List every line in this data where the string "Graz" occurs.

▬▬▬

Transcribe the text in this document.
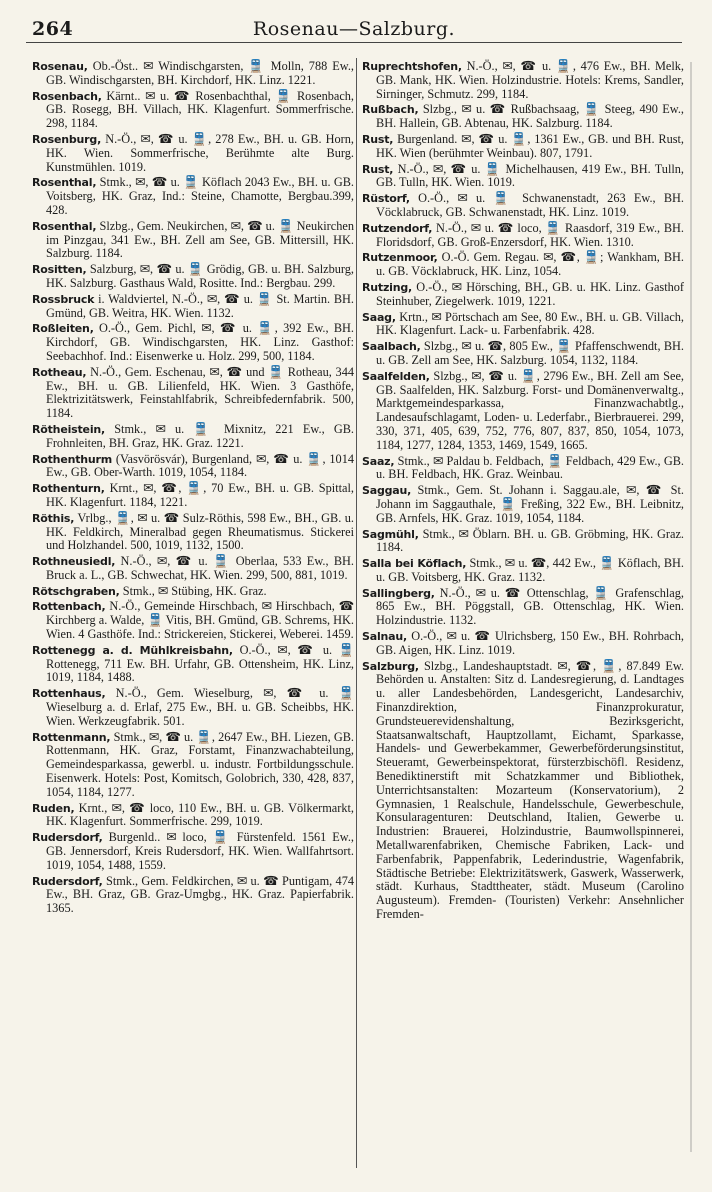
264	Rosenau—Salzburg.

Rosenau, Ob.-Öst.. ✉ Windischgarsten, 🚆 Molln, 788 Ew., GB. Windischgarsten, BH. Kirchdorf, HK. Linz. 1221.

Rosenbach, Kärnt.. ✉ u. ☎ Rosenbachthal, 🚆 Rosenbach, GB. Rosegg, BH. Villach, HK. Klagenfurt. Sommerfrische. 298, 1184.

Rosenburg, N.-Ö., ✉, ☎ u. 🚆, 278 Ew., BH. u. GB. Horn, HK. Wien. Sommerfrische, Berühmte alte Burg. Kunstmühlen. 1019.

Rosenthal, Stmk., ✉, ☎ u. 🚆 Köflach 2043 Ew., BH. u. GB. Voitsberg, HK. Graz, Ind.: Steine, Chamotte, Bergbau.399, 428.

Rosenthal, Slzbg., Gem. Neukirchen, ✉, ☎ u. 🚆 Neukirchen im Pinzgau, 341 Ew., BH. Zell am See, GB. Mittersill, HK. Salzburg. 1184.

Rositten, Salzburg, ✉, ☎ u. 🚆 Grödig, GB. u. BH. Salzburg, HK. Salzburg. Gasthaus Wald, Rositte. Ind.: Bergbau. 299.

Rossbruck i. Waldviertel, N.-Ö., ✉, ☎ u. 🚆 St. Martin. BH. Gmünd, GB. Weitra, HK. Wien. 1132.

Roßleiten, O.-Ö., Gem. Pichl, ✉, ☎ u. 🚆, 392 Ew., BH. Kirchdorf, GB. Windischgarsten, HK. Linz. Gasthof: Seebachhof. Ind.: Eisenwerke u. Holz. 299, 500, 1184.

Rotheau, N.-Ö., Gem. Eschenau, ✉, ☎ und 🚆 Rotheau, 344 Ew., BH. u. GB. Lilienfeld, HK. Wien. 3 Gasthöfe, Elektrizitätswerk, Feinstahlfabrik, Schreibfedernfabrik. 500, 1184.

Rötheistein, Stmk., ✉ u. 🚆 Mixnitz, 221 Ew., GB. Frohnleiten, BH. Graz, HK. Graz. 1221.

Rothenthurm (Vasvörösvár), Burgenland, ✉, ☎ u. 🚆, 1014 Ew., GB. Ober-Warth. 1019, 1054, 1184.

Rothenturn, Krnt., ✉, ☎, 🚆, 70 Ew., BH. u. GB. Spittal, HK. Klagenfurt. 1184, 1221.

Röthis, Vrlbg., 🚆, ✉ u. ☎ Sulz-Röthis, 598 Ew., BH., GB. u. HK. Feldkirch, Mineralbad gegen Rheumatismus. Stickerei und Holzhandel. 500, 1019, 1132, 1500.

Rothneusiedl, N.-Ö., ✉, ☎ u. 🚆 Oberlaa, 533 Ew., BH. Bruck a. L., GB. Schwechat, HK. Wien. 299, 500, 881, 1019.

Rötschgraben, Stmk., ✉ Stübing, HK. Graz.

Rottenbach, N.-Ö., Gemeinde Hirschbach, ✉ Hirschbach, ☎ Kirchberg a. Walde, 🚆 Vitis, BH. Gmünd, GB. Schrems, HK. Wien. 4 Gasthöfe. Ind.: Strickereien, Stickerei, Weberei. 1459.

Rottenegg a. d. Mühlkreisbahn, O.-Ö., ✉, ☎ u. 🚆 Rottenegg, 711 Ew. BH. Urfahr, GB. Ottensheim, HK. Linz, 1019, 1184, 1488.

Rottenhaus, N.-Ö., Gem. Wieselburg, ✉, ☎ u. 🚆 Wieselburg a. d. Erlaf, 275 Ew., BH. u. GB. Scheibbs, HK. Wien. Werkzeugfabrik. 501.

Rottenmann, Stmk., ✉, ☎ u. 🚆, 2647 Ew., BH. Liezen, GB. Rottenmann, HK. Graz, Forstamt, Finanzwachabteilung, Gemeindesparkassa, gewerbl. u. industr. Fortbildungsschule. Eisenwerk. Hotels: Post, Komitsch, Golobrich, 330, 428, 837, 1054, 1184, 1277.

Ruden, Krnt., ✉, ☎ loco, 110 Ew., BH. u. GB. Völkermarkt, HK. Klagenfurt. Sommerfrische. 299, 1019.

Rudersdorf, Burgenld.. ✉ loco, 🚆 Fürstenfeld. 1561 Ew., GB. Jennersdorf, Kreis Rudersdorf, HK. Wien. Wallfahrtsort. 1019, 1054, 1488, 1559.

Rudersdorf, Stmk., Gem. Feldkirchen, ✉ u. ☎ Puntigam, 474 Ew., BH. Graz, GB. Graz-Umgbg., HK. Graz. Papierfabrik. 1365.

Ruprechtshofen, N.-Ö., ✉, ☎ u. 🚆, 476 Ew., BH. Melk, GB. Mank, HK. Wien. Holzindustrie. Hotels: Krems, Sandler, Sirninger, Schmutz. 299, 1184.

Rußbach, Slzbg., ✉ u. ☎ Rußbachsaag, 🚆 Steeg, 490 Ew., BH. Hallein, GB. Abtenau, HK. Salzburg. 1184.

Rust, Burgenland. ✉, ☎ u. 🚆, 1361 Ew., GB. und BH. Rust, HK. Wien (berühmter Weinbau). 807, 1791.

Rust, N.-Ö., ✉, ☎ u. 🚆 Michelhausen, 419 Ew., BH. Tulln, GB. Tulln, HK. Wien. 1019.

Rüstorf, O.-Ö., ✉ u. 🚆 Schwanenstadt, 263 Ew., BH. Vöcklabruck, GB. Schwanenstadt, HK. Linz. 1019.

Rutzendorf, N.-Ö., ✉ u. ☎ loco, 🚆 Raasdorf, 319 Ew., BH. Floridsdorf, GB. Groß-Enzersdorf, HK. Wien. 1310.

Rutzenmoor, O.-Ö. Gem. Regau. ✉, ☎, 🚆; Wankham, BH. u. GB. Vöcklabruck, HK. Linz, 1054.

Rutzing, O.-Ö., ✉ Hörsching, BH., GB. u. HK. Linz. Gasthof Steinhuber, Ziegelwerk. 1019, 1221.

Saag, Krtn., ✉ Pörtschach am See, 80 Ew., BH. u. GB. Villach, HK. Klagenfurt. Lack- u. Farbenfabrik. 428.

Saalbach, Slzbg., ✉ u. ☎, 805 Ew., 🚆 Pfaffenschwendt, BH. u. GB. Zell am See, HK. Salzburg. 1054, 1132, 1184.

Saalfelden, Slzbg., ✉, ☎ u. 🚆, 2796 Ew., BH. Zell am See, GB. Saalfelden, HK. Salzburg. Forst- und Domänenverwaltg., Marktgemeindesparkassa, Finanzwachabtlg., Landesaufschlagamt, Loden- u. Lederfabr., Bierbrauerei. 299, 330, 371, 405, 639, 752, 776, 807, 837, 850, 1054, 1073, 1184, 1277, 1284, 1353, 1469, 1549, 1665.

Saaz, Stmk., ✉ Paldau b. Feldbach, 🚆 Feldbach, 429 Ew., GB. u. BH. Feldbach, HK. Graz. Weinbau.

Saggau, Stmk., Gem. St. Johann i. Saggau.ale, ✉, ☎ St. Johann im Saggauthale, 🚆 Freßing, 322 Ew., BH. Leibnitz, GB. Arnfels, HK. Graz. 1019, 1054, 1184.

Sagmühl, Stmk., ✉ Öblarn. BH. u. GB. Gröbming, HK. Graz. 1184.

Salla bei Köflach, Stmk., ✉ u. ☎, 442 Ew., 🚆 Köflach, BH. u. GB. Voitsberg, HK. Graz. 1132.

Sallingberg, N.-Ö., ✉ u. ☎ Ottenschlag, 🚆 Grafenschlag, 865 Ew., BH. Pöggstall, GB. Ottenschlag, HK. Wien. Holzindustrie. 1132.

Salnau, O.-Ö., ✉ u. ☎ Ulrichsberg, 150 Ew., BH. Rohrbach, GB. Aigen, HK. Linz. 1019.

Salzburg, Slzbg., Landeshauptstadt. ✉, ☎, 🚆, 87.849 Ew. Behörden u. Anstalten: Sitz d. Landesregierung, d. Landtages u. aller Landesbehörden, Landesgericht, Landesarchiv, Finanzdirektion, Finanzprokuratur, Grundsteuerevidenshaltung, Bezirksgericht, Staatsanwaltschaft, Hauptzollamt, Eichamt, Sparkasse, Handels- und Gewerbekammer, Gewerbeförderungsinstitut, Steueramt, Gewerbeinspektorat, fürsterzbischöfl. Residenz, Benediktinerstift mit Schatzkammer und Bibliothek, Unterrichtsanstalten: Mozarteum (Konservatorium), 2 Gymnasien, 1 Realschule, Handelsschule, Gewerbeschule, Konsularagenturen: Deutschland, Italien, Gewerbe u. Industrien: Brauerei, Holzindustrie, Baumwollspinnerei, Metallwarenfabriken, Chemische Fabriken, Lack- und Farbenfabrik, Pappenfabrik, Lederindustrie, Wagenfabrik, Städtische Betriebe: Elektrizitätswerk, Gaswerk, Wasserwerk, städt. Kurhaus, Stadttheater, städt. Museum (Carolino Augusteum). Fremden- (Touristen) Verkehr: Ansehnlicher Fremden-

▬▬▬

> [Expected output]
Rosenthal, Stmk., ✉, ☎ u. 🚆 Köflach 2043 Ew., BH. u. GB. Voitsberg, HK. Graz, Ind.: Steine, Chamotte, Bergbau.399, 428.
Rötheistein, Stmk., ✉ u. 🚆 Mixnitz, 221 Ew., GB. Frohnleiten, BH. Graz, HK. Graz. 1221.
Rötschgraben, Stmk., ✉ Stübing, HK. Graz.
Rottenmann, Stmk., ✉, ☎ u. 🚆, 2647 Ew., BH. Liezen, GB. Rottenmann, HK. Graz, Forstamt, Finanzwachabteilung, Gemeindesparkassa, gewerbl. u. industr. Fortbildungsschule. Eisenwerk. Hotels: Post, Komitsch, Golobrich, 330, 428, 837, 1054, 1184, 1277.
Rudersdorf, Stmk., Gem. Feldkirchen, ✉ u. ☎ Puntigam, 474 Ew., BH. Graz, GB. Graz-Umgbg., HK. Graz. Papierfabrik. 1365.
Saaz, Stmk., ✉ Paldau b. Feldbach, 🚆 Feldbach, 429 Ew., GB. u. BH. Feldbach, HK. Graz. Weinbau.
Saggau, Stmk., Gem. St. Johann i. Saggau.ale, ✉, ☎ St. Johann im Saggauthale, 🚆 Freßing, 322 Ew., BH. Leibnitz, GB. Arnfels, HK. Graz. 1019, 1054, 1184.
Sagmühl, Stmk., ✉ Öblarn. BH. u. GB. Gröbming, HK. Graz. 1184.
Salla bei Köflach, Stmk., ✉ u. ☎, 442 Ew., 🚆 Köflach, BH. u. GB. Voitsberg, HK. Graz. 1132.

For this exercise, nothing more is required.